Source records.
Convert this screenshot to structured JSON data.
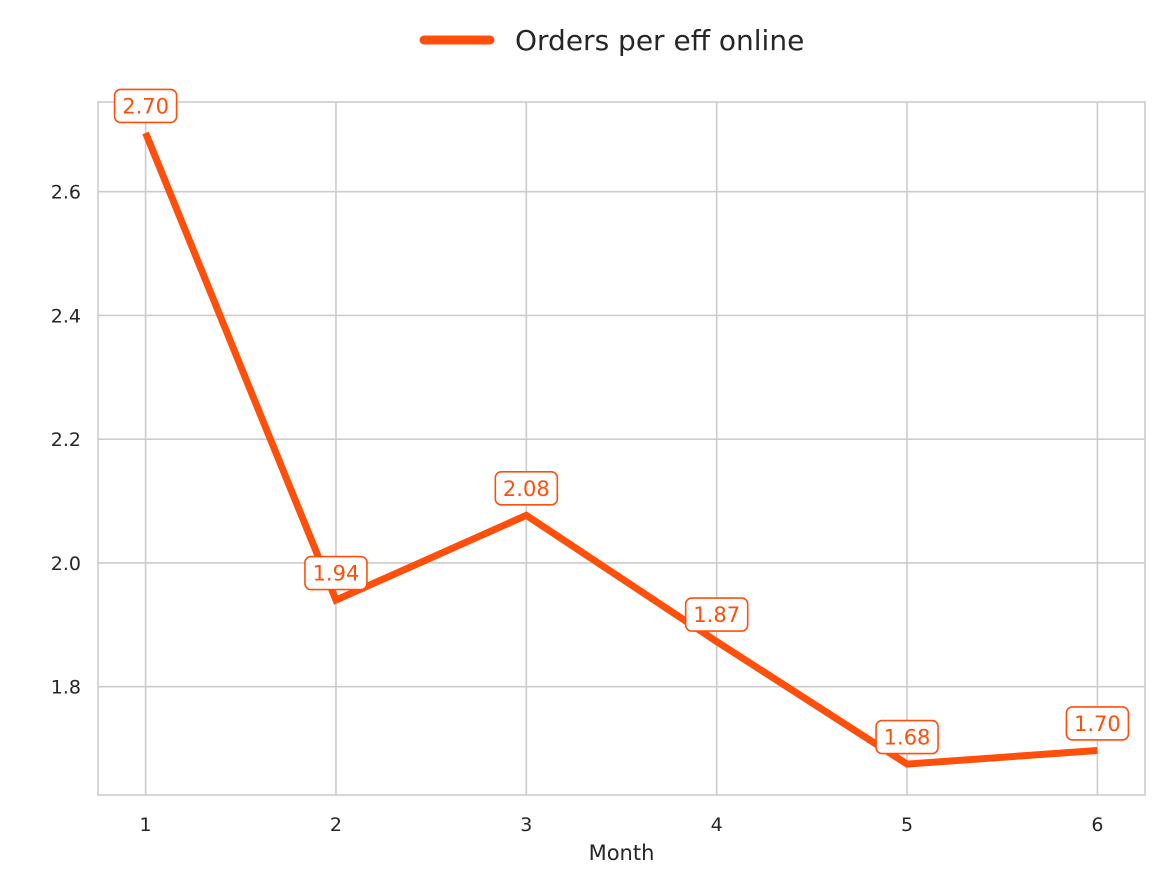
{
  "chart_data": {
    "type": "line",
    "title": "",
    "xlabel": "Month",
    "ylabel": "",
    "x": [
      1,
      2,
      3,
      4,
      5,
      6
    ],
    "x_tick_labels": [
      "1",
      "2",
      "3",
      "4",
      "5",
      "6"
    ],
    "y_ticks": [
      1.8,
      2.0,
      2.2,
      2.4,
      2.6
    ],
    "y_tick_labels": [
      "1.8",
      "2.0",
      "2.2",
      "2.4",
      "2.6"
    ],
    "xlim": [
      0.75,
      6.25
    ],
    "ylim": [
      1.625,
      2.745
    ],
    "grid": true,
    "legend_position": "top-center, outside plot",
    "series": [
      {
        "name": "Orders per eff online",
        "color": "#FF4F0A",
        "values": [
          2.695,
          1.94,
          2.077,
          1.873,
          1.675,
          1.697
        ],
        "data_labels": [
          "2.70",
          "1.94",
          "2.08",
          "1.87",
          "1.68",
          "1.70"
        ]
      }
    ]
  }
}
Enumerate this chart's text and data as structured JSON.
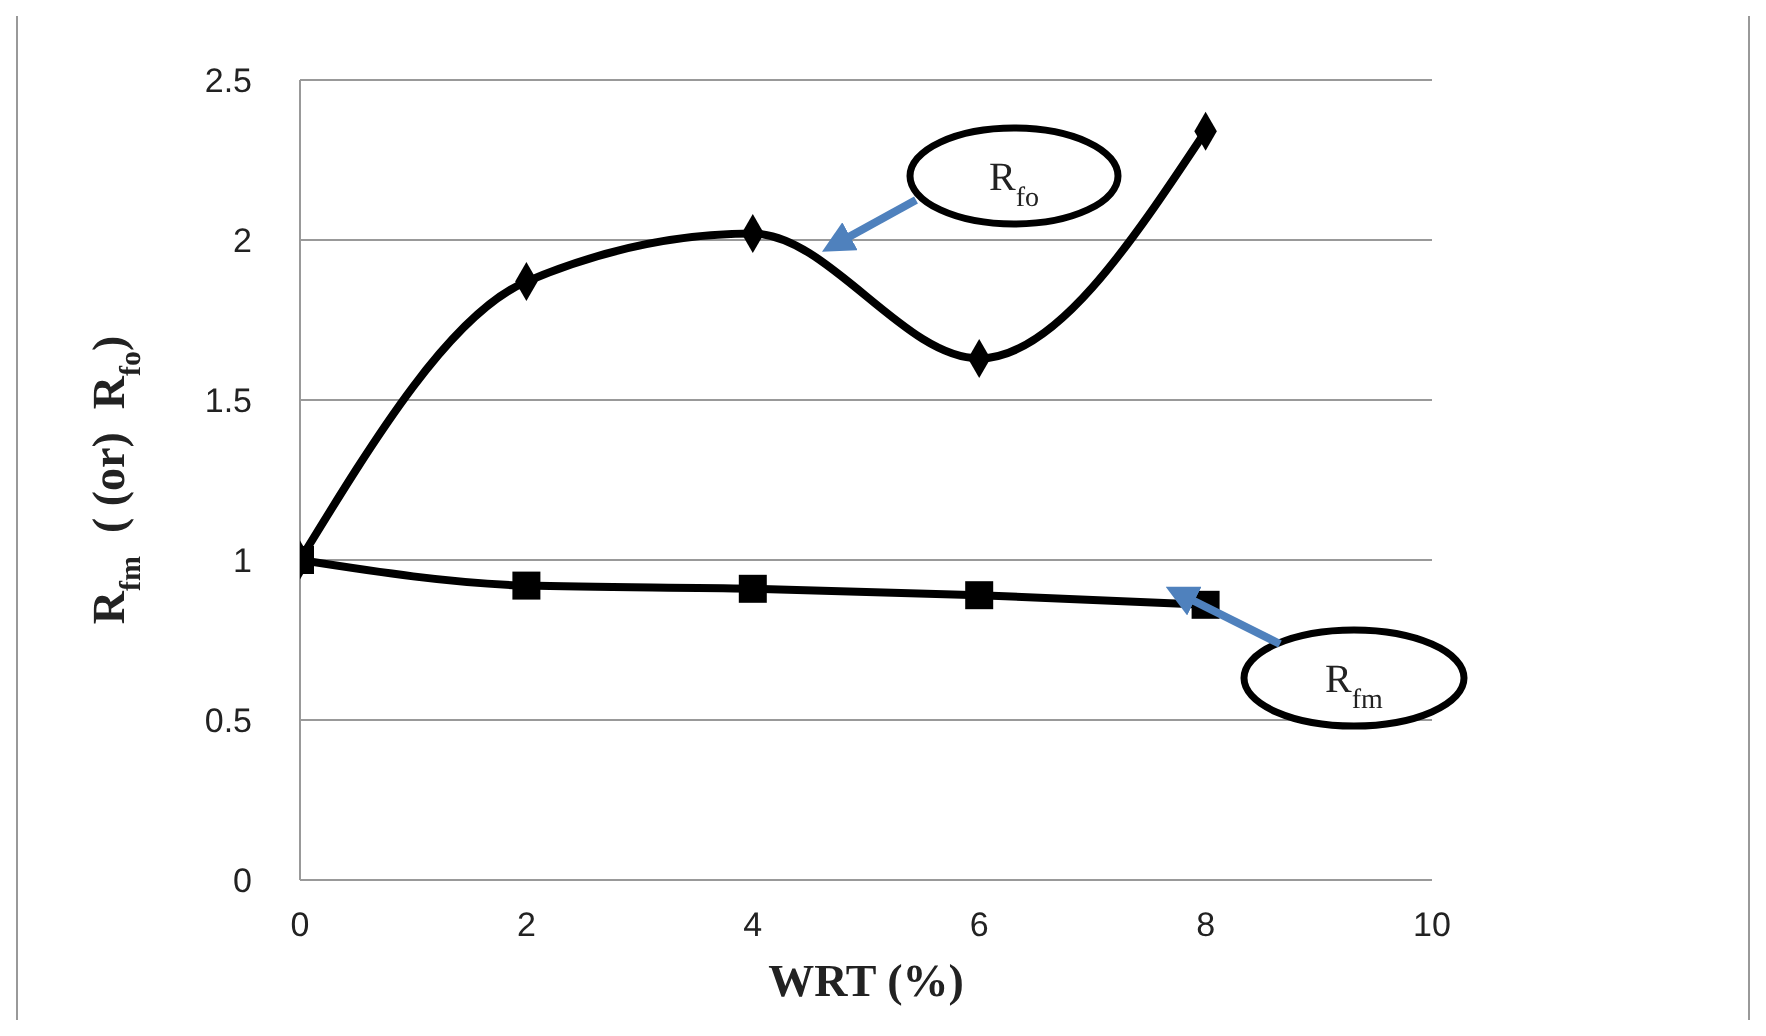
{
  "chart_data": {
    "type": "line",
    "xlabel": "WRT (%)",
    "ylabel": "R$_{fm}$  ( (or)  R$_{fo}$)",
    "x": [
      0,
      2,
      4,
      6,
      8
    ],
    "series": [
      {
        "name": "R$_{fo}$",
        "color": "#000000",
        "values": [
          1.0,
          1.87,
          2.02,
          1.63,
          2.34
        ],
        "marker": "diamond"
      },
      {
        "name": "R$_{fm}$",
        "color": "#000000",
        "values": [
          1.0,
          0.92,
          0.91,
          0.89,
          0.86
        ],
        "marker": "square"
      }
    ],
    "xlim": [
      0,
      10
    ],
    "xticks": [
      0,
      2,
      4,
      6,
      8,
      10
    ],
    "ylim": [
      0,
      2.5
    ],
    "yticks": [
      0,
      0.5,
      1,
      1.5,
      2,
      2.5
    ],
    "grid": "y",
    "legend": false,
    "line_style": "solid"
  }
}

REQUIREMENTS. Pictures in the data above should not be copied; transcribe everything else exactly.

FINAL ANSWER.
Convert this screenshot to structured JSON data.
{
  "chart_data": {
    "type": "line",
    "title": "",
    "xlabel": "Month",
    "ylabel": "",
    "x": [
      1,
      2,
      3,
      4,
      5,
      6
    ],
    "x_tick_labels": [
      "1",
      "2",
      "3",
      "4",
      "5",
      "6"
    ],
    "y_ticks": [
      1.8,
      2.0,
      2.2,
      2.4,
      2.6
    ],
    "y_tick_labels": [
      "1.8",
      "2.0",
      "2.2",
      "2.4",
      "2.6"
    ],
    "xlim": [
      0.75,
      6.25
    ],
    "ylim": [
      1.625,
      2.745
    ],
    "grid": true,
    "legend_position": "top-center, outside plot",
    "series": [
      {
        "name": "Orders per eff online",
        "color": "#FF4F0A",
        "values": [
          2.695,
          1.94,
          2.077,
          1.873,
          1.675,
          1.697
        ],
        "data_labels": [
          "2.70",
          "1.94",
          "2.08",
          "1.87",
          "1.68",
          "1.70"
        ]
      }
    ]
  }
}
Enumerate this chart's text and data as structured JSON.
{
  "chart_data": {
    "type": "line",
    "xlabel": "WRT (%)",
    "ylabel": "R$_{fm}$  ( (or)  R$_{fo}$)",
    "x": [
      0,
      2,
      4,
      6,
      8
    ],
    "series": [
      {
        "name": "R$_{fo}$",
        "color": "#000000",
        "values": [
          1.0,
          1.87,
          2.02,
          1.63,
          2.34
        ],
        "marker": "diamond"
      },
      {
        "name": "R$_{fm}$",
        "color": "#000000",
        "values": [
          1.0,
          0.92,
          0.91,
          0.89,
          0.86
        ],
        "marker": "square"
      }
    ],
    "xlim": [
      0,
      10
    ],
    "xticks": [
      0,
      2,
      4,
      6,
      8,
      10
    ],
    "ylim": [
      0,
      2.5
    ],
    "yticks": [
      0,
      0.5,
      1,
      1.5,
      2,
      2.5
    ],
    "grid": "y",
    "legend": false,
    "line_style": "solid"
  }
}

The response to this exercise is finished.